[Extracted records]
= = =

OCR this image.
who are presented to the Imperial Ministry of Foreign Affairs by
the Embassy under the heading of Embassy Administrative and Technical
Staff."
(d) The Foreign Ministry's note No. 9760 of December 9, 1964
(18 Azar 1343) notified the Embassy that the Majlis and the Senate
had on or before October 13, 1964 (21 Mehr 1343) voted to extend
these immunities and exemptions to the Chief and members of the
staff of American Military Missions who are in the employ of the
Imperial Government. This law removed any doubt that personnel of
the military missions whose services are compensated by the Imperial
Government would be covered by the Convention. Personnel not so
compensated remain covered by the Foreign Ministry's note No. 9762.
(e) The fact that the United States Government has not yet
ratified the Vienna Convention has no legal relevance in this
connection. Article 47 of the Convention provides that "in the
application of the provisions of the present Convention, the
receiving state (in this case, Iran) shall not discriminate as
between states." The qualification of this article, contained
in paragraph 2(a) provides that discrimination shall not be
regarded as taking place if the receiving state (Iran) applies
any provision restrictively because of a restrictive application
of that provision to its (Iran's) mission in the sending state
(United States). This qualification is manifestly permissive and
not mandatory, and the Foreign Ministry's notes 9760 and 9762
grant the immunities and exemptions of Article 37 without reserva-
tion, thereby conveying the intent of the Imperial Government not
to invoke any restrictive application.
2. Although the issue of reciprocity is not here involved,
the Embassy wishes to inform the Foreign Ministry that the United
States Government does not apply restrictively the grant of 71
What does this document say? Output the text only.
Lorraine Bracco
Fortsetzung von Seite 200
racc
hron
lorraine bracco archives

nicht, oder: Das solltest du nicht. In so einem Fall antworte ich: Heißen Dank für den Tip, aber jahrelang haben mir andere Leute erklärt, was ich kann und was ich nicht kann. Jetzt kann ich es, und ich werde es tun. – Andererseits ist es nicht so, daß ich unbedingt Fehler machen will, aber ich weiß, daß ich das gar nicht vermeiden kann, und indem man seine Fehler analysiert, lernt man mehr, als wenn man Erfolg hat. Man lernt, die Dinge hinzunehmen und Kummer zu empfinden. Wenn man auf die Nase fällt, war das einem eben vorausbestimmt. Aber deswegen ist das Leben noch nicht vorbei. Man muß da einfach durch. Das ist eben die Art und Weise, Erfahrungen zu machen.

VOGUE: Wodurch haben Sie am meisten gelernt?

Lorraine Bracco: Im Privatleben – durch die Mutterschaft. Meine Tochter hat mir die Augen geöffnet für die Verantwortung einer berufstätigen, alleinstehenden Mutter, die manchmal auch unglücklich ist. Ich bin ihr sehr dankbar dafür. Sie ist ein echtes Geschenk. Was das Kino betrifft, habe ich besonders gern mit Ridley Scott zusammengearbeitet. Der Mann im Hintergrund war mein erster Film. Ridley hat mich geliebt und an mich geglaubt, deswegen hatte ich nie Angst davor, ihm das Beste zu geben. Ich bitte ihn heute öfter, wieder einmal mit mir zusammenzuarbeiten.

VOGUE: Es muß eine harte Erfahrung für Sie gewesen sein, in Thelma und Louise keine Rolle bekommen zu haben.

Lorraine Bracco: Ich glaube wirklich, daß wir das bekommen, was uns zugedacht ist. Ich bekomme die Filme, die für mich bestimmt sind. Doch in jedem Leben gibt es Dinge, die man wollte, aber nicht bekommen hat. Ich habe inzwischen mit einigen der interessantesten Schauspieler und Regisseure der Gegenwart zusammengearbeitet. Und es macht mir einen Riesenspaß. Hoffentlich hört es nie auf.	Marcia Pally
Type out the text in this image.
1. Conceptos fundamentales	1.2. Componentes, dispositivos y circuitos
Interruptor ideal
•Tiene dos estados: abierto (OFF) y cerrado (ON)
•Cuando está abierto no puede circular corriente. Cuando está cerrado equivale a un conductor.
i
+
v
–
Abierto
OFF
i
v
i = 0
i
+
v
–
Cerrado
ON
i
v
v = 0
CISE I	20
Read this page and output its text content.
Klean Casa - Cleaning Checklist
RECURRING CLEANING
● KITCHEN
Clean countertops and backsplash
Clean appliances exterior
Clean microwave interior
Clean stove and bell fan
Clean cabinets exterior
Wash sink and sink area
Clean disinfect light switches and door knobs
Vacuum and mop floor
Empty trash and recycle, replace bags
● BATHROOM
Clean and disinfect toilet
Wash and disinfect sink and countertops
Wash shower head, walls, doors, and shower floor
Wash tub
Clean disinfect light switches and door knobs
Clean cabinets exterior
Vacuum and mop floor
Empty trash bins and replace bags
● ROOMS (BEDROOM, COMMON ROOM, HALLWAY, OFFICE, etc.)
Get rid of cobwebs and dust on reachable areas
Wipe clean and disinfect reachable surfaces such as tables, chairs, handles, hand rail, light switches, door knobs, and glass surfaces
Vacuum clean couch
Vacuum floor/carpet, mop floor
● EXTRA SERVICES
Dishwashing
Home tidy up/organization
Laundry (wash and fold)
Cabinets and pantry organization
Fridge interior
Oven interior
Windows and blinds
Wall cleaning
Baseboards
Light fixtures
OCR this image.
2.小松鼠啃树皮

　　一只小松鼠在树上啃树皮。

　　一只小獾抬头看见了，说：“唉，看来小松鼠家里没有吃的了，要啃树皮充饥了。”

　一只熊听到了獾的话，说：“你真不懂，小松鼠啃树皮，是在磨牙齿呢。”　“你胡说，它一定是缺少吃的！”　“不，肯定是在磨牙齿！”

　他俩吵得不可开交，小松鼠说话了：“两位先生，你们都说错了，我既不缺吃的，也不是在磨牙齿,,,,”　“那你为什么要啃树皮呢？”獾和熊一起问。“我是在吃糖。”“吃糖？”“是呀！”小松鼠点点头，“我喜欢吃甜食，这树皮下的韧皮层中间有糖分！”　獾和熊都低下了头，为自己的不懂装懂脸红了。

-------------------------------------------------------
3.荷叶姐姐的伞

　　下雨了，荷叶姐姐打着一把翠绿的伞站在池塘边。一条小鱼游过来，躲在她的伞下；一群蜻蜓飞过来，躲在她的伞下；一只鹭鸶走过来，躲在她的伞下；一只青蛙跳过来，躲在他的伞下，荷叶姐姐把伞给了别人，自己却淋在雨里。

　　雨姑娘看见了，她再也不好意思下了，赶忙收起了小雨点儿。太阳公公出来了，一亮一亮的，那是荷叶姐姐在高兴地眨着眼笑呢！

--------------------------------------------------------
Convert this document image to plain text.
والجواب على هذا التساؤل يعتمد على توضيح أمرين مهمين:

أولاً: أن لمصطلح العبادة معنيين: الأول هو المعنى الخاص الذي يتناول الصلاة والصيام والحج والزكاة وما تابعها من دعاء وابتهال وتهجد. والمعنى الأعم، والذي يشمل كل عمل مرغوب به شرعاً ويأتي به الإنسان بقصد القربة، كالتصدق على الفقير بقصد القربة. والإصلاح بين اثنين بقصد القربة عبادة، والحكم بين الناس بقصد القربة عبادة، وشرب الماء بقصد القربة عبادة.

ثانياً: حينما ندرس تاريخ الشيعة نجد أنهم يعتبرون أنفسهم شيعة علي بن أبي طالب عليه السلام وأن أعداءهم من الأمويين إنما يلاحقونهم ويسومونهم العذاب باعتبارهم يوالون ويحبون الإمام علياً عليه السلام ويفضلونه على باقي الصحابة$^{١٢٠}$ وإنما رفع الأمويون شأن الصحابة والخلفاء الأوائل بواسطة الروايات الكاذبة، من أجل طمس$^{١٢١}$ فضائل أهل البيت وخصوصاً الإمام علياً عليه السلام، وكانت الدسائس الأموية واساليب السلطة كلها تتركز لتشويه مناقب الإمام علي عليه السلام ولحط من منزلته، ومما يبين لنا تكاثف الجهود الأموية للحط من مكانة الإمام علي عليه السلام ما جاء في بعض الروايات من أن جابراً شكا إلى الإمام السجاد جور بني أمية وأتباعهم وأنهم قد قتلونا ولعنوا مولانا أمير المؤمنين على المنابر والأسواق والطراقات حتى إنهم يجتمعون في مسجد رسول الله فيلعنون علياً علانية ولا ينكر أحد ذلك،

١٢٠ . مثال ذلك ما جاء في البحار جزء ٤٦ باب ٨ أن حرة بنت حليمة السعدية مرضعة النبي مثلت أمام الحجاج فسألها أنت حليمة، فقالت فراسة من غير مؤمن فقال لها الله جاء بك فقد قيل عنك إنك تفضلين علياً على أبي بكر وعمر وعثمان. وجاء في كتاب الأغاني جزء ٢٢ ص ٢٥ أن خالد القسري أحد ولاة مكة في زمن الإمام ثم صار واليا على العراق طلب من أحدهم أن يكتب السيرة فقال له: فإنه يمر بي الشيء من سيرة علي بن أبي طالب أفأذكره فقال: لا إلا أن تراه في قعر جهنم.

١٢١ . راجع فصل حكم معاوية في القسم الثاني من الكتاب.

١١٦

= = =

[Challenge] In the material above, show every line where the word "Ministry" turns up.

[Reply to the task]
who are presented to the Imperial Ministry of Foreign Affairs by
(d) The Foreign Ministry's note No. 9760 of December 9, 1964
compensated remain covered by the Foreign Ministry's note No. 9762.
not mandatory, and the Foreign Ministry's notes 9760 and 9762
the Embassy wishes to inform the Foreign Ministry that the United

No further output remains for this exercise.